Work to complete: Exactly repeat the full listing that follows.

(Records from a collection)
────────

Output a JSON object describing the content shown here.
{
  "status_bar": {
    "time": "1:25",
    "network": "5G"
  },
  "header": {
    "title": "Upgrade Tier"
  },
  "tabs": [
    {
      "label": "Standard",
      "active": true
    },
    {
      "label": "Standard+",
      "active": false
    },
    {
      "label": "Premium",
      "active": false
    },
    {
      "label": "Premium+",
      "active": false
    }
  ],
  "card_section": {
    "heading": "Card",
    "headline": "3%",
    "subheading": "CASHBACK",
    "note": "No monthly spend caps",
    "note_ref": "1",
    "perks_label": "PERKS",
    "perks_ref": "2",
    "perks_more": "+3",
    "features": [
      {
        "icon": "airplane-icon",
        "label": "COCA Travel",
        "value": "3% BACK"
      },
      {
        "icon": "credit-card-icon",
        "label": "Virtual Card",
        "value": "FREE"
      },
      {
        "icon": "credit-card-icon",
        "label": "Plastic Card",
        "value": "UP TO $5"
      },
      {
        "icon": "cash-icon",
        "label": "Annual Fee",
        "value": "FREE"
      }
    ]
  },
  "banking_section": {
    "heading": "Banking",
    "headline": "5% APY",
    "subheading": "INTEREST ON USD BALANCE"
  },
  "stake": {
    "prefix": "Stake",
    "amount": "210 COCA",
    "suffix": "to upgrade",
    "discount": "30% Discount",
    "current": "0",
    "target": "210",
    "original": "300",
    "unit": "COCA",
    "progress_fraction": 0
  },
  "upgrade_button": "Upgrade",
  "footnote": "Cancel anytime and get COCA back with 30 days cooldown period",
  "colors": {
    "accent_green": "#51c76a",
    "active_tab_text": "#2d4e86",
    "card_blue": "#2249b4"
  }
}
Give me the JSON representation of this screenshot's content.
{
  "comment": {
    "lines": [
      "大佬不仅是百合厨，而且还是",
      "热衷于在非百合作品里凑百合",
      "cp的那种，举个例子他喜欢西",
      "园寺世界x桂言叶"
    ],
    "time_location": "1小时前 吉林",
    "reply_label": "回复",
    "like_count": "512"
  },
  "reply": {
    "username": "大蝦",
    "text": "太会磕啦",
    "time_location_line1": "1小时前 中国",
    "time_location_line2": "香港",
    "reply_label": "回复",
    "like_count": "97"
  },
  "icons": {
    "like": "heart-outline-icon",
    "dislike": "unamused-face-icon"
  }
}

────────

Worked answer:
Output a JSON object describing the content shown here.
{
  "status_bar": {
    "time": "1:25",
    "network": "5G"
  },
  "header": {
    "title": "Upgrade Tier"
  },
  "tabs": [
    {
      "label": "Standard",
      "active": true
    },
    {
      "label": "Standard+",
      "active": false
    },
    {
      "label": "Premium",
      "active": false
    },
    {
      "label": "Premium+",
      "active": false
    }
  ],
  "card_section": {
    "heading": "Card",
    "headline": "3%",
    "subheading": "CASHBACK",
    "note": "No monthly spend caps",
    "note_ref": "1",
    "perks_label": "PERKS",
    "perks_ref": "2",
    "perks_more": "+3",
    "features": [
      {
        "icon": "airplane-icon",
        "label": "COCA Travel",
        "value": "3% BACK"
      },
      {
        "icon": "credit-card-icon",
        "label": "Virtual Card",
        "value": "FREE"
      },
      {
        "icon": "credit-card-icon",
        "label": "Plastic Card",
        "value": "UP TO $5"
      },
      {
        "icon": "cash-icon",
        "label": "Annual Fee",
        "value": "FREE"
      }
    ]
  },
  "banking_section": {
    "heading": "Banking",
    "headline": "5% APY",
    "subheading": "INTEREST ON USD BALANCE"
  },
  "stake": {
    "prefix": "Stake",
    "amount": "210 COCA",
    "suffix": "to upgrade",
    "discount": "30% Discount",
    "current": "0",
    "target": "210",
    "original": "300",
    "unit": "COCA",
    "progress_fraction": 0
  },
  "upgrade_button": "Upgrade",
  "footnote": "Cancel anytime and get COCA back with 30 days cooldown period",
  "colors": {
    "accent_green": "#51c76a",
    "active_tab_text": "#2d4e86",
    "card_blue": "#2249b4"
  }
}
Give me the JSON representation of this screenshot's content.
{
  "comment": {
    "lines": [
      "大佬不仅是百合厨，而且还是",
      "热衷于在非百合作品里凑百合",
      "cp的那种，举个例子他喜欢西",
      "园寺世界x桂言叶"
    ],
    "time_location": "1小时前 吉林",
    "reply_label": "回复",
    "like_count": "512"
  },
  "reply": {
    "username": "大蝦",
    "text": "太会磕啦",
    "time_location_line1": "1小时前 中国",
    "time_location_line2": "香港",
    "reply_label": "回复",
    "like_count": "97"
  },
  "icons": {
    "like": "heart-outline-icon",
    "dislike": "unamused-face-icon"
  }
}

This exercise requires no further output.